Exercise requirements. Reproduce the lines below from the one that contains "Read all visible content and emit it as JSON." through the end, inclusive, and add nothing.
## Begin
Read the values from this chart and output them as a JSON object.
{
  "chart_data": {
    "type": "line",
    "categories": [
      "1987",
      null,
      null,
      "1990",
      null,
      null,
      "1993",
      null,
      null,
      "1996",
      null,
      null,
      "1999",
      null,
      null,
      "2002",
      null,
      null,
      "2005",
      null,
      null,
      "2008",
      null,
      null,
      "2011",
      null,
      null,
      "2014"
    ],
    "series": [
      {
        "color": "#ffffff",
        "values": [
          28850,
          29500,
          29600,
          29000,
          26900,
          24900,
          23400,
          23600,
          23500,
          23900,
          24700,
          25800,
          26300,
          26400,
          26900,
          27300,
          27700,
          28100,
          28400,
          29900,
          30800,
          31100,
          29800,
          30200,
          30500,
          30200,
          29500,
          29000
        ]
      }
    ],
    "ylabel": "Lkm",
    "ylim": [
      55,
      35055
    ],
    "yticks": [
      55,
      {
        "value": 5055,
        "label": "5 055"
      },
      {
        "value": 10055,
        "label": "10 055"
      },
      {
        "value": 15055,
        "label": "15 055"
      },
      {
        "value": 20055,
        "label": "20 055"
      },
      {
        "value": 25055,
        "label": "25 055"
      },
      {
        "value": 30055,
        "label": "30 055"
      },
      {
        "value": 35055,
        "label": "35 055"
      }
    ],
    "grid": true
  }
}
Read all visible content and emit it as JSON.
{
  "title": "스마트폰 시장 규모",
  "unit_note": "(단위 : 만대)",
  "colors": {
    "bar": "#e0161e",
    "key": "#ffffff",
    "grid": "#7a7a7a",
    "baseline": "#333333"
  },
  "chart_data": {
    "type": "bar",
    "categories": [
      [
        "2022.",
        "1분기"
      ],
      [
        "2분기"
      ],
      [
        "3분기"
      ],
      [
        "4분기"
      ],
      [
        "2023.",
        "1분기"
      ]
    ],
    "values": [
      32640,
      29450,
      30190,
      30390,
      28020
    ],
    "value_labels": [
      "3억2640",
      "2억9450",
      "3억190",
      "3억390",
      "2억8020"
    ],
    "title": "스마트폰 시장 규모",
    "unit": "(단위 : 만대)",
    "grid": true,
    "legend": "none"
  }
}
## End
Written response.
Read all visible content and emit it as JSON.
{
  "title": "스마트폰 시장 규모",
  "unit_note": "(단위 : 만대)",
  "colors": {
    "bar": "#e0161e",
    "key": "#ffffff",
    "grid": "#7a7a7a",
    "baseline": "#333333"
  },
  "chart_data": {
    "type": "bar",
    "categories": [
      [
        "2022.",
        "1분기"
      ],
      [
        "2분기"
      ],
      [
        "3분기"
      ],
      [
        "4분기"
      ],
      [
        "2023.",
        "1분기"
      ]
    ],
    "values": [
      32640,
      29450,
      30190,
      30390,
      28020
    ],
    "value_labels": [
      "3억2640",
      "2억9450",
      "3억190",
      "3억390",
      "2억8020"
    ],
    "title": "스마트폰 시장 규모",
    "unit": "(단위 : 만대)",
    "grid": true,
    "legend": "none"
  }
}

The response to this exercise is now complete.